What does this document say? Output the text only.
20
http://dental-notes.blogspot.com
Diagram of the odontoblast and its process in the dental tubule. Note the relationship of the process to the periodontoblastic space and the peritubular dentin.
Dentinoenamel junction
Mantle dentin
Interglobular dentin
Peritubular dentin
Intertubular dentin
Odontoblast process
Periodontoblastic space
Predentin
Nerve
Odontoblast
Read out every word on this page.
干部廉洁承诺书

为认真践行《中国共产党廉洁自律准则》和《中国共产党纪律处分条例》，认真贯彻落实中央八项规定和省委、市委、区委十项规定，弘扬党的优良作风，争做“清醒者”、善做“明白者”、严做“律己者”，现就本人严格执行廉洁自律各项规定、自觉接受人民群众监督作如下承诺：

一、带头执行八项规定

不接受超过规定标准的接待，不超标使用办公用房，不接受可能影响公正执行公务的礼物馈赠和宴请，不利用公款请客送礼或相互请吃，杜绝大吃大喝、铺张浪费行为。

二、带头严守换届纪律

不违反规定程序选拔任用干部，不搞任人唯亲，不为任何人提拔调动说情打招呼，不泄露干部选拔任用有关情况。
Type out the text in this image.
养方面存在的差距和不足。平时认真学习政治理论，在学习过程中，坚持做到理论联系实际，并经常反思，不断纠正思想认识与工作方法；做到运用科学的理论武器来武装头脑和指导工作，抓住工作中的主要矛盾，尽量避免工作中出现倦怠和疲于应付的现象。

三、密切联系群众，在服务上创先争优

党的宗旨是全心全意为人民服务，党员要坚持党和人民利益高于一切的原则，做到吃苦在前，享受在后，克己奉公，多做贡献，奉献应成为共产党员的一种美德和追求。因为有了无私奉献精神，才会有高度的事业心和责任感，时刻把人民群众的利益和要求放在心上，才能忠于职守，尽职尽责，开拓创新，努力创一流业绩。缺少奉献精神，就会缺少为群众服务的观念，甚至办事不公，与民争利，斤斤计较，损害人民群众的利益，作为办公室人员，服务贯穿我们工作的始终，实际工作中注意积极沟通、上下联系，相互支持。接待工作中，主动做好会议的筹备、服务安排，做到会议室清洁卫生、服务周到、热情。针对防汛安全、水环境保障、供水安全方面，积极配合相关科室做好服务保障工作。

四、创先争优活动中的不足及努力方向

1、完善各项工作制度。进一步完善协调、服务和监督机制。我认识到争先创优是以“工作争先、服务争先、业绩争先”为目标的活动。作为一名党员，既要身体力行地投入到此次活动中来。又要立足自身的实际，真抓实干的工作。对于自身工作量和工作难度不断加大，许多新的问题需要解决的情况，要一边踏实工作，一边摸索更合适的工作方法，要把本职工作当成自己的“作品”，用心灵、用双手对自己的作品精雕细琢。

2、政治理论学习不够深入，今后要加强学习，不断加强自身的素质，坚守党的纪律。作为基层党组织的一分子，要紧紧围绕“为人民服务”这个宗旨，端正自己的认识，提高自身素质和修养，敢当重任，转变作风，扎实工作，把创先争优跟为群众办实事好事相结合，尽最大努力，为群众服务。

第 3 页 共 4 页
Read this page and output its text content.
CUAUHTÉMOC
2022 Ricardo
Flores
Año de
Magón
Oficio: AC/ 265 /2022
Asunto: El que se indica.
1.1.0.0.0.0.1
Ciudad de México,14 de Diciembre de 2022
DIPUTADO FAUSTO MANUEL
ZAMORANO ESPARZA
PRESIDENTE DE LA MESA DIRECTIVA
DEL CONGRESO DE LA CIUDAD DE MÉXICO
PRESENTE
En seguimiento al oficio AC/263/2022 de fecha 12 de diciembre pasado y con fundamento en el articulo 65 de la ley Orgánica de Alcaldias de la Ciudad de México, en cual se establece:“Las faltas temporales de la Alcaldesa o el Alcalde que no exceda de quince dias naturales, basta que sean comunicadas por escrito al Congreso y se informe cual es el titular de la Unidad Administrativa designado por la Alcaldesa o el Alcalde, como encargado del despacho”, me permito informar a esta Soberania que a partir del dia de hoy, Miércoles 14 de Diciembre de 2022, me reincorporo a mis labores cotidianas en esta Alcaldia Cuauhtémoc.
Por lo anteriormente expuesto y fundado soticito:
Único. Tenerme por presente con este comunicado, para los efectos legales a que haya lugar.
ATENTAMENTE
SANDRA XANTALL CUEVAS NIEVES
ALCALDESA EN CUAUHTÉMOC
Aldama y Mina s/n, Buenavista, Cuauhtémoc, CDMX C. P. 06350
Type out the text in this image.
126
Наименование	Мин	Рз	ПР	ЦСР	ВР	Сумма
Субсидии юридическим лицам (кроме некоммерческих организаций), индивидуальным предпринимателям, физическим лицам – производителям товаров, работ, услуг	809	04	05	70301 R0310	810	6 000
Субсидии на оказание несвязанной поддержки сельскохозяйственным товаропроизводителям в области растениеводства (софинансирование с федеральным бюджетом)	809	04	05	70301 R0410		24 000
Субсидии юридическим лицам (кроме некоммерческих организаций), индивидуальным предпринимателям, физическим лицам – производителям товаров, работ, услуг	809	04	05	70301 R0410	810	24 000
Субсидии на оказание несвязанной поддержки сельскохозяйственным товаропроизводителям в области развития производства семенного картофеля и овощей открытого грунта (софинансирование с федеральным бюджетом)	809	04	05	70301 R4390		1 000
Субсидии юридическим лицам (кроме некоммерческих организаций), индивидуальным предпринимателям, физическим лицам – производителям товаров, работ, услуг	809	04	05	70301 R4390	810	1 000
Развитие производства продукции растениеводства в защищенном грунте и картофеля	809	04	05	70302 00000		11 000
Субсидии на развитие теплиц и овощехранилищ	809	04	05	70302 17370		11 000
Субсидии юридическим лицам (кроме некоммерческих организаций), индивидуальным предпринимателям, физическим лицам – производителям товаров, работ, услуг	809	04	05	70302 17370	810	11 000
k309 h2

→ DIRECTIONS FOR THIS TASK
Your task is to retype all the records above with nothing left out.

→ OUTPUT OF THE EXERCISE
What does this document say? Output the text only.
20
http://dental-notes.blogspot.com
Diagram of the odontoblast and its process in the dental tubule. Note the relationship of the process to the periodontoblastic space and the peritubular dentin.
Dentinoenamel junction
Mantle dentin
Interglobular dentin
Peritubular dentin
Intertubular dentin
Odontoblast process
Periodontoblastic space
Predentin
Nerve
Odontoblast
Read out every word on this page.
干部廉洁承诺书

为认真践行《中国共产党廉洁自律准则》和《中国共产党纪律处分条例》，认真贯彻落实中央八项规定和省委、市委、区委十项规定，弘扬党的优良作风，争做“清醒者”、善做“明白者”、严做“律己者”，现就本人严格执行廉洁自律各项规定、自觉接受人民群众监督作如下承诺：

一、带头执行八项规定

不接受超过规定标准的接待，不超标使用办公用房，不接受可能影响公正执行公务的礼物馈赠和宴请，不利用公款请客送礼或相互请吃，杜绝大吃大喝、铺张浪费行为。

二、带头严守换届纪律

不违反规定程序选拔任用干部，不搞任人唯亲，不为任何人提拔调动说情打招呼，不泄露干部选拔任用有关情况。
Type out the text in this image.
养方面存在的差距和不足。平时认真学习政治理论，在学习过程中，坚持做到理论联系实际，并经常反思，不断纠正思想认识与工作方法；做到运用科学的理论武器来武装头脑和指导工作，抓住工作中的主要矛盾，尽量避免工作中出现倦怠和疲于应付的现象。

三、密切联系群众，在服务上创先争优

党的宗旨是全心全意为人民服务，党员要坚持党和人民利益高于一切的原则，做到吃苦在前，享受在后，克己奉公，多做贡献，奉献应成为共产党员的一种美德和追求。因为有了无私奉献精神，才会有高度的事业心和责任感，时刻把人民群众的利益和要求放在心上，才能忠于职守，尽职尽责，开拓创新，努力创一流业绩。缺少奉献精神，就会缺少为群众服务的观念，甚至办事不公，与民争利，斤斤计较，损害人民群众的利益，作为办公室人员，服务贯穿我们工作的始终，实际工作中注意积极沟通、上下联系，相互支持。接待工作中，主动做好会议的筹备、服务安排，做到会议室清洁卫生、服务周到、热情。针对防汛安全、水环境保障、供水安全方面，积极配合相关科室做好服务保障工作。

四、创先争优活动中的不足及努力方向

1、完善各项工作制度。进一步完善协调、服务和监督机制。我认识到争先创优是以“工作争先、服务争先、业绩争先”为目标的活动。作为一名党员，既要身体力行地投入到此次活动中来。又要立足自身的实际，真抓实干的工作。对于自身工作量和工作难度不断加大，许多新的问题需要解决的情况，要一边踏实工作，一边摸索更合适的工作方法，要把本职工作当成自己的“作品”，用心灵、用双手对自己的作品精雕细琢。

2、政治理论学习不够深入，今后要加强学习，不断加强自身的素质，坚守党的纪律。作为基层党组织的一分子，要紧紧围绕“为人民服务”这个宗旨，端正自己的认识，提高自身素质和修养，敢当重任，转变作风，扎实工作，把创先争优跟为群众办实事好事相结合，尽最大努力，为群众服务。

第 3 页 共 4 页
Read this page and output its text content.
CUAUHTÉMOC
2022 Ricardo
Flores
Año de
Magón
Oficio: AC/ 265 /2022
Asunto: El que se indica.
1.1.0.0.0.0.1
Ciudad de México,14 de Diciembre de 2022
DIPUTADO FAUSTO MANUEL
ZAMORANO ESPARZA
PRESIDENTE DE LA MESA DIRECTIVA
DEL CONGRESO DE LA CIUDAD DE MÉXICO
PRESENTE
En seguimiento al oficio AC/263/2022 de fecha 12 de diciembre pasado y con fundamento en el articulo 65 de la ley Orgánica de Alcaldias de la Ciudad de México, en cual se establece:“Las faltas temporales de la Alcaldesa o el Alcalde que no exceda de quince dias naturales, basta que sean comunicadas por escrito al Congreso y se informe cual es el titular de la Unidad Administrativa designado por la Alcaldesa o el Alcalde, como encargado del despacho”, me permito informar a esta Soberania que a partir del dia de hoy, Miércoles 14 de Diciembre de 2022, me reincorporo a mis labores cotidianas en esta Alcaldia Cuauhtémoc.
Por lo anteriormente expuesto y fundado soticito:
Único. Tenerme por presente con este comunicado, para los efectos legales a que haya lugar.
ATENTAMENTE
SANDRA XANTALL CUEVAS NIEVES
ALCALDESA EN CUAUHTÉMOC
Aldama y Mina s/n, Buenavista, Cuauhtémoc, CDMX C. P. 06350
Type out the text in this image.
126
Наименование	Мин	Рз	ПР	ЦСР	ВР	Сумма
Субсидии юридическим лицам (кроме некоммерческих организаций), индивидуальным предпринимателям, физическим лицам – производителям товаров, работ, услуг	809	04	05	70301 R0310	810	6 000
Субсидии на оказание несвязанной поддержки сельскохозяйственным товаропроизводителям в области растениеводства (софинансирование с федеральным бюджетом)	809	04	05	70301 R0410		24 000
Субсидии юридическим лицам (кроме некоммерческих организаций), индивидуальным предпринимателям, физическим лицам – производителям товаров, работ, услуг	809	04	05	70301 R0410	810	24 000
Субсидии на оказание несвязанной поддержки сельскохозяйственным товаропроизводителям в области развития производства семенного картофеля и овощей открытого грунта (софинансирование с федеральным бюджетом)	809	04	05	70301 R4390		1 000
Субсидии юридическим лицам (кроме некоммерческих организаций), индивидуальным предпринимателям, физическим лицам – производителям товаров, работ, услуг	809	04	05	70301 R4390	810	1 000
Развитие производства продукции растениеводства в защищенном грунте и картофеля	809	04	05	70302 00000		11 000
Субсидии на развитие теплиц и овощехранилищ	809	04	05	70302 17370		11 000
Субсидии юридическим лицам (кроме некоммерческих организаций), индивидуальным предпринимателям, физическим лицам – производителям товаров, работ, услуг	809	04	05	70302 17370	810	11 000
k309 h2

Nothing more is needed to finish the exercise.